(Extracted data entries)

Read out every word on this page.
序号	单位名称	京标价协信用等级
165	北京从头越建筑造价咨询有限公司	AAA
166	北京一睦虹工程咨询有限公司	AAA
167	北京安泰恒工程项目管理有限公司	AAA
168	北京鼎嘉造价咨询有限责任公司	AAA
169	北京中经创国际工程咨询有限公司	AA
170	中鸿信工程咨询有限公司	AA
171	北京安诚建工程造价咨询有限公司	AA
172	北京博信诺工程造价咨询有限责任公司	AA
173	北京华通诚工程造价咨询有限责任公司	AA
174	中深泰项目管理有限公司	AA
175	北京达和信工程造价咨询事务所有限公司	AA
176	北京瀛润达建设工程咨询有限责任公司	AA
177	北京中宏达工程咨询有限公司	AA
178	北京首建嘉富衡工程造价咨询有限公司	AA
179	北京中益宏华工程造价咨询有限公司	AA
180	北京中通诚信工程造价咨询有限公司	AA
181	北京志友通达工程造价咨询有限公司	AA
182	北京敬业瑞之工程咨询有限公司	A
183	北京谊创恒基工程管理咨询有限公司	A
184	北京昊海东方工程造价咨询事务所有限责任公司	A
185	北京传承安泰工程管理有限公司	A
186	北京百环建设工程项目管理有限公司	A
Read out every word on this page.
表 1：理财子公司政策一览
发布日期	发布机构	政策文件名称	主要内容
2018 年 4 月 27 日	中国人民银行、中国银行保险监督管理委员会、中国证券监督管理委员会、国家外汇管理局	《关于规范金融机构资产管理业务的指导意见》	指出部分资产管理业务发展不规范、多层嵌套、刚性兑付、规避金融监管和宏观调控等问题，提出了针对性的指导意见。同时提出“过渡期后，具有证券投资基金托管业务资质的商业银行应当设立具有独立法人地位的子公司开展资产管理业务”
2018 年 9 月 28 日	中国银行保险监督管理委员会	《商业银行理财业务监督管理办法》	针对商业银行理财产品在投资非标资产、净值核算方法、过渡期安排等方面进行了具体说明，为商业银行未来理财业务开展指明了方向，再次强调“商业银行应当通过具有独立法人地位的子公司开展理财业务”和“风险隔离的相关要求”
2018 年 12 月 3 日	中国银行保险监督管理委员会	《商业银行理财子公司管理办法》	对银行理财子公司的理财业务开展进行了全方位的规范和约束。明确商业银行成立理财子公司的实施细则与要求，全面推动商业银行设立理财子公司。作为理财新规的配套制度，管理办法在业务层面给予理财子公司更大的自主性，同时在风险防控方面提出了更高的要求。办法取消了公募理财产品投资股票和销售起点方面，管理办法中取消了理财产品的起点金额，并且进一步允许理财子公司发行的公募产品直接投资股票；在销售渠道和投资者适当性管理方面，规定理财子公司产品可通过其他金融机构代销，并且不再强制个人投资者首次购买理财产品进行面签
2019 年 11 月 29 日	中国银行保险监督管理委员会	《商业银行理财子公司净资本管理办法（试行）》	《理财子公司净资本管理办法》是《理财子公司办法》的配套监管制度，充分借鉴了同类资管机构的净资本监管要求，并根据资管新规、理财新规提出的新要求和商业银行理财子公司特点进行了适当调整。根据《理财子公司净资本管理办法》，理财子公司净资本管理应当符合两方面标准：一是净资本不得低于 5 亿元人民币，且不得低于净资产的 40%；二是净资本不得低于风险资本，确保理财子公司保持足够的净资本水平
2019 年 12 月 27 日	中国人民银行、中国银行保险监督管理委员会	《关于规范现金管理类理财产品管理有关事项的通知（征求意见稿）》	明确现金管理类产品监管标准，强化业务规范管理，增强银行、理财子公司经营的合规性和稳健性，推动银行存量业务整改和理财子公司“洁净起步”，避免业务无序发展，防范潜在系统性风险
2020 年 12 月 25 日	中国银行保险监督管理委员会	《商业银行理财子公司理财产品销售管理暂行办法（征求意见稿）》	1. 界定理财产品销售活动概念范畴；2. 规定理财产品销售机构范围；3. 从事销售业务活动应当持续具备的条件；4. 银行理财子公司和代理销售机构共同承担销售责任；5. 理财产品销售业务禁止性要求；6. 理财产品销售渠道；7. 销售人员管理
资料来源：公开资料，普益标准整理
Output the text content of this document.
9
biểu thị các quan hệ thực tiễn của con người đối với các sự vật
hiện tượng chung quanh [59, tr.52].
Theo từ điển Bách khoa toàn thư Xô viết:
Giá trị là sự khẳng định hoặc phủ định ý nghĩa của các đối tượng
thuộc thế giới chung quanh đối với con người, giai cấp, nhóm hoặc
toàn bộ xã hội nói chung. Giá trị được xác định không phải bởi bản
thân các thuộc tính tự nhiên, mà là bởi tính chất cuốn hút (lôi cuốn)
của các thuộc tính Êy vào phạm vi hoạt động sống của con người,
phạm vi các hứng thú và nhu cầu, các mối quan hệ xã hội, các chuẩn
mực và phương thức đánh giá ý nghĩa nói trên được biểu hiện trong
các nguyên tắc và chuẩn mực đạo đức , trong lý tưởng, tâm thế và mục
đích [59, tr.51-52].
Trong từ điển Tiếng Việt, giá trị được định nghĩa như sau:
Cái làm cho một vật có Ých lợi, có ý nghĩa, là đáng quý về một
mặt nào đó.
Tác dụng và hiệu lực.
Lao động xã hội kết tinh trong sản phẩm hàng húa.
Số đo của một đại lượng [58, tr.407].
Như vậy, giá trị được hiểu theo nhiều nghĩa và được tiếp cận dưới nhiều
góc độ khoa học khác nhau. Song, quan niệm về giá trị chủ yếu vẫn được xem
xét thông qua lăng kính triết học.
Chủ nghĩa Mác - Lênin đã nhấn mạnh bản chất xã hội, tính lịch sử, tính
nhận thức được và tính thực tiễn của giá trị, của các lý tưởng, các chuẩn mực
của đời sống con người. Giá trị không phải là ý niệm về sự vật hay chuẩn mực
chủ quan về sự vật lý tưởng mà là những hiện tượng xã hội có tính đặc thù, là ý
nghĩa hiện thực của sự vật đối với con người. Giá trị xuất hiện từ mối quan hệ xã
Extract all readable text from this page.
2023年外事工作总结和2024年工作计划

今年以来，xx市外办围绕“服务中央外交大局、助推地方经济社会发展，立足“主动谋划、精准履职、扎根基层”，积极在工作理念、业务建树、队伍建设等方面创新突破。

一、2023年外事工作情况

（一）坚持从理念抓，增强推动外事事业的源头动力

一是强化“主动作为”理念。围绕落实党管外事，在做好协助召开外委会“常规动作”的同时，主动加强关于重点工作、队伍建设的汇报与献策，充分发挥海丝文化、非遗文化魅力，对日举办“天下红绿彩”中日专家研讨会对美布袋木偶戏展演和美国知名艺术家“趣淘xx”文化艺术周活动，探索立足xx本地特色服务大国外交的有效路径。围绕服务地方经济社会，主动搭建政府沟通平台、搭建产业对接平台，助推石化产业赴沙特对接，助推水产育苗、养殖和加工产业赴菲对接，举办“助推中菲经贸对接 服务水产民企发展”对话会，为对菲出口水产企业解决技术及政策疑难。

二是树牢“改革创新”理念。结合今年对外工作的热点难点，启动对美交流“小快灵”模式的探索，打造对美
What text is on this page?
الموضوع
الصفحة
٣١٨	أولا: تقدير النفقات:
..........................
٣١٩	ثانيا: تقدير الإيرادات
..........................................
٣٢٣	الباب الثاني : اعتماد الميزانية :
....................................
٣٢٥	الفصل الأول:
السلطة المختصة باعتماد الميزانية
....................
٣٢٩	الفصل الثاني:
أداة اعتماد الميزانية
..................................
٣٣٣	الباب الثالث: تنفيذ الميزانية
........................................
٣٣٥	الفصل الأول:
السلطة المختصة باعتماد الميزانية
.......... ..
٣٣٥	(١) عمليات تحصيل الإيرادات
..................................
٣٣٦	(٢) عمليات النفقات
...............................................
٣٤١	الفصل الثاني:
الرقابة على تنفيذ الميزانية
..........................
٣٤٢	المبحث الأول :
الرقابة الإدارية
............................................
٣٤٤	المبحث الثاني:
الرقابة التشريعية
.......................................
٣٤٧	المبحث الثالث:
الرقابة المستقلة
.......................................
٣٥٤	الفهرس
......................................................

◆ Exercise objective ◆
Which lines of the data above contain "text"? Copy each one.

◆ Exercise solution ◆
Output the text content of this document.
Extract all readable text from this page.
What text is on this page?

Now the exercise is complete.